**Set exercise**
Scan the records for the line containing "Transcribe the text in this document."; extract it and all later lines, verbatim, through the end, and nothing before it.

**Input records**
■ ■ ■

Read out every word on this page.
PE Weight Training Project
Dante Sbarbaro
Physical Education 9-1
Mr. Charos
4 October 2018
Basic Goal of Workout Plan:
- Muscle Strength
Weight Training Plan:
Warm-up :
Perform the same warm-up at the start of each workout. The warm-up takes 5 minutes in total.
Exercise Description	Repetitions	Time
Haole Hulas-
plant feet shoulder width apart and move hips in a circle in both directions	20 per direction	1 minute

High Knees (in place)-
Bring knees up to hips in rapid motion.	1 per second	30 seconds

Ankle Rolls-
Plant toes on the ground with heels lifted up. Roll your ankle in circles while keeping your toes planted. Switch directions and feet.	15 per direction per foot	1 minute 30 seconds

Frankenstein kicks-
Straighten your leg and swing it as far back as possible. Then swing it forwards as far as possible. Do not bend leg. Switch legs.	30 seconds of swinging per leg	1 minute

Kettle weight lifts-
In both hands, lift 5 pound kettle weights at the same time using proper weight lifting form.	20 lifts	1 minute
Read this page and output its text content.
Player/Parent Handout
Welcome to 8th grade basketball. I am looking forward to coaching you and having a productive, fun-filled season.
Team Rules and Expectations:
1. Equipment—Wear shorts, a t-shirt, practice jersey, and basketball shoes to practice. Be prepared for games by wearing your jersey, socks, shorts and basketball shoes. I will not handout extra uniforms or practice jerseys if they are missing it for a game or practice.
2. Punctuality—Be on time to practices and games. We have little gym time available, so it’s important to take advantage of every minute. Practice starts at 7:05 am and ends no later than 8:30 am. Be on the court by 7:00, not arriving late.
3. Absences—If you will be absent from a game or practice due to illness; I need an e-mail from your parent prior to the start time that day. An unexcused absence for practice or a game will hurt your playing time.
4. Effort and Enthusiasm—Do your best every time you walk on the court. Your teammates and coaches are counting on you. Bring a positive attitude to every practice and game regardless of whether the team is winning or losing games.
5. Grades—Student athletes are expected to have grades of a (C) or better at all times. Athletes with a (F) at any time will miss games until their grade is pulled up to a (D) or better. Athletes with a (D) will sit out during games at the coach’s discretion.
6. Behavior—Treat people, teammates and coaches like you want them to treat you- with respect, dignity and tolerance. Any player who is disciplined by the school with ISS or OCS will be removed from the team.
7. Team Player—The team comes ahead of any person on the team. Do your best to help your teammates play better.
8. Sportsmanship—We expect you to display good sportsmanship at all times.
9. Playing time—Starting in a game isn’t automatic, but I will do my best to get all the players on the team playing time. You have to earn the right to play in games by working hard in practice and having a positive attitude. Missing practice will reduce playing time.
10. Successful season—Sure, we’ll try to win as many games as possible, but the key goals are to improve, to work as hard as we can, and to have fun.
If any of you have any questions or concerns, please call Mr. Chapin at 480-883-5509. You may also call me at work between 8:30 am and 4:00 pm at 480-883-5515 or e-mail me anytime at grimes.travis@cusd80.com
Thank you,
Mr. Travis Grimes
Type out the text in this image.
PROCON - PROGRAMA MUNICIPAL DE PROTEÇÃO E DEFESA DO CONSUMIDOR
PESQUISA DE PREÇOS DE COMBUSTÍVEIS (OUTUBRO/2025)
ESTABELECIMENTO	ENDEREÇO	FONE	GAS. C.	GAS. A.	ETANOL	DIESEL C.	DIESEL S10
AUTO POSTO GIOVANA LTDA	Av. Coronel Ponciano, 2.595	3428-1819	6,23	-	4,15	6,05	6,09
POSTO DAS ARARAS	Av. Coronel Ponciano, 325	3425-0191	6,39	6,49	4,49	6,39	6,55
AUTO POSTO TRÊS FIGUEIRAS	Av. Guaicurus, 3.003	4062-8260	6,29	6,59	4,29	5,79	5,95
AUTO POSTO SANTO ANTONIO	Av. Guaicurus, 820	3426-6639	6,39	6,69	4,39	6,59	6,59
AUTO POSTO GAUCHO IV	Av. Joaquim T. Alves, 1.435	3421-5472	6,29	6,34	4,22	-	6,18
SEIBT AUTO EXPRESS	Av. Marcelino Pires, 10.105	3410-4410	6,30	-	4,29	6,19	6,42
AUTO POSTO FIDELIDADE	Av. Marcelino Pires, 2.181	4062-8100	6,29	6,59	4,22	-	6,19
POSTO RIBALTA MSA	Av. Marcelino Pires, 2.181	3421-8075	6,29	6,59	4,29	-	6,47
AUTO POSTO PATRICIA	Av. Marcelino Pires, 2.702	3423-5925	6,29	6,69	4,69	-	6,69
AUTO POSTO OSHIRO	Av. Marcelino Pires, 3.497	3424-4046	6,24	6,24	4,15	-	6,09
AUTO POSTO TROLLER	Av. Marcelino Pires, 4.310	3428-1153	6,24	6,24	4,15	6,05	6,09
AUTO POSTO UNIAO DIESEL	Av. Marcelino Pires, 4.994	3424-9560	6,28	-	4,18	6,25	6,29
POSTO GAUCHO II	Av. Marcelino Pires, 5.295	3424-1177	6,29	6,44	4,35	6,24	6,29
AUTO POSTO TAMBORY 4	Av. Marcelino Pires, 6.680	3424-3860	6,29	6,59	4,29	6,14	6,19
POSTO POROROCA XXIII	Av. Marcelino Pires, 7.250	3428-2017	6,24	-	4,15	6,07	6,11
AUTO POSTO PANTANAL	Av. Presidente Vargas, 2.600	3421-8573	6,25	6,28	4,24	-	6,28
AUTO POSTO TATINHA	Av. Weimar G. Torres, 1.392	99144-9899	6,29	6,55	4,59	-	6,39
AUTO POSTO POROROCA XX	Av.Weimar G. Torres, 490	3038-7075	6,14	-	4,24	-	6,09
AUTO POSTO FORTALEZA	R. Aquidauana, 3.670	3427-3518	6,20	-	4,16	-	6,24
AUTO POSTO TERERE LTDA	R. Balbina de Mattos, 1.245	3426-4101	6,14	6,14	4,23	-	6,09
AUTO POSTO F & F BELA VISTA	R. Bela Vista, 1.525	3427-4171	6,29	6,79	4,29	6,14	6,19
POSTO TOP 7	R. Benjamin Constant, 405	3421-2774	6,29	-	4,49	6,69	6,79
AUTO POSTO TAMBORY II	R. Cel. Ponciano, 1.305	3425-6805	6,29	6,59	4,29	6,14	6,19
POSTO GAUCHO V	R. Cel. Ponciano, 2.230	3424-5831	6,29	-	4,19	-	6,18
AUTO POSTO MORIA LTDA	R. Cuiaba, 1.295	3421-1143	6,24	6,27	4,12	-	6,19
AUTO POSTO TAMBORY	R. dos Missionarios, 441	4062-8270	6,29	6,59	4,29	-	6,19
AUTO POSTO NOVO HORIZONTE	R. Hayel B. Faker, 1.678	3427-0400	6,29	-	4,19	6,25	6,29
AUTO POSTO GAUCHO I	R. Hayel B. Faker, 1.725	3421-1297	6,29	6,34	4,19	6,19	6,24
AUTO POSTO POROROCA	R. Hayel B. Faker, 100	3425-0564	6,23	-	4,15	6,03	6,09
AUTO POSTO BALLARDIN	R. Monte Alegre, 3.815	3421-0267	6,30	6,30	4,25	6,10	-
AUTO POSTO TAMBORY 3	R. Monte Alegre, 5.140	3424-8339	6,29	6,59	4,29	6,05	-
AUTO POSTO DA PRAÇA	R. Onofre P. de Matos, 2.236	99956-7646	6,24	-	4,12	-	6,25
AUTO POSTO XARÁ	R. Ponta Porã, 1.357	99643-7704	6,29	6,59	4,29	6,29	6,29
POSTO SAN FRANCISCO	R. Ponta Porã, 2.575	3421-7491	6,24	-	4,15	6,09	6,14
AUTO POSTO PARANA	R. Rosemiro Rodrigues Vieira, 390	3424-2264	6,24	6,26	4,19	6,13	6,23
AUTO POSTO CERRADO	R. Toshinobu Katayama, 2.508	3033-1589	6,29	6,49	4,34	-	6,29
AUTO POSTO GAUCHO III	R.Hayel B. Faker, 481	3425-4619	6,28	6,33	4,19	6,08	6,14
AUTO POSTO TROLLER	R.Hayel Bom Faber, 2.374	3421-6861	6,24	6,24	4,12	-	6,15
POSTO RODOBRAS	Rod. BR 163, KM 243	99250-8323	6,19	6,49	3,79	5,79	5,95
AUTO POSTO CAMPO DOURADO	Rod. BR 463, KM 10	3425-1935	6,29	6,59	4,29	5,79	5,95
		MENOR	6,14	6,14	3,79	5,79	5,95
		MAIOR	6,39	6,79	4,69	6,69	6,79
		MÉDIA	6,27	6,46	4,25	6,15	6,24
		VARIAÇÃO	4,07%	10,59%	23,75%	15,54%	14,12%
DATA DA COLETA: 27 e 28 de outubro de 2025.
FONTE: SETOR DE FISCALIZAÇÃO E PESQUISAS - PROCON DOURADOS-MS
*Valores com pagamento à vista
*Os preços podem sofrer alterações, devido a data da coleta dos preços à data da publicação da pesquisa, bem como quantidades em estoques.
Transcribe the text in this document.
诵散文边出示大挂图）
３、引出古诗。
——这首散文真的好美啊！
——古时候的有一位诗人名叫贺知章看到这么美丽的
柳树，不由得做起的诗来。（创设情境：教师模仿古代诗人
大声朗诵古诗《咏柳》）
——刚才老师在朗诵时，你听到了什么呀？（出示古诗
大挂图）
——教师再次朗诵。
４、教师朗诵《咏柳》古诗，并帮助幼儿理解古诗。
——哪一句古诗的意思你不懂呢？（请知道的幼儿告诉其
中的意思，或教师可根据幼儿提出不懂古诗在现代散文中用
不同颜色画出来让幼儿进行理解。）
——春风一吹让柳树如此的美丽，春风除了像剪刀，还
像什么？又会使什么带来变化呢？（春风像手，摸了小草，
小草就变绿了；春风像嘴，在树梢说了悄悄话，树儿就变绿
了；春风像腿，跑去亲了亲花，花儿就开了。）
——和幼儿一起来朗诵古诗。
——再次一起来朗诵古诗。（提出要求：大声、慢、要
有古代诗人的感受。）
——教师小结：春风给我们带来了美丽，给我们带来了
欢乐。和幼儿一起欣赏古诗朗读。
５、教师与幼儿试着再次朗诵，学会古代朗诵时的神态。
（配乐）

■ ■ ■

**Answer in full**
Transcribe the text in this document.
诵散文边出示大挂图）
３、引出古诗。
——这首散文真的好美啊！
——古时候的有一位诗人名叫贺知章看到这么美丽的
柳树，不由得做起的诗来。（创设情境：教师模仿古代诗人
大声朗诵古诗《咏柳》）
——刚才老师在朗诵时，你听到了什么呀？（出示古诗
大挂图）
——教师再次朗诵。
４、教师朗诵《咏柳》古诗，并帮助幼儿理解古诗。
——哪一句古诗的意思你不懂呢？（请知道的幼儿告诉其
中的意思，或教师可根据幼儿提出不懂古诗在现代散文中用
不同颜色画出来让幼儿进行理解。）
——春风一吹让柳树如此的美丽，春风除了像剪刀，还
像什么？又会使什么带来变化呢？（春风像手，摸了小草，
小草就变绿了；春风像嘴，在树梢说了悄悄话，树儿就变绿
了；春风像腿，跑去亲了亲花，花儿就开了。）
——和幼儿一起来朗诵古诗。
——再次一起来朗诵古诗。（提出要求：大声、慢、要
有古代诗人的感受。）
——教师小结：春风给我们带来了美丽，给我们带来了
欢乐。和幼儿一起欣赏古诗朗读。
５、教师与幼儿试着再次朗诵，学会古代朗诵时的神态。
（配乐）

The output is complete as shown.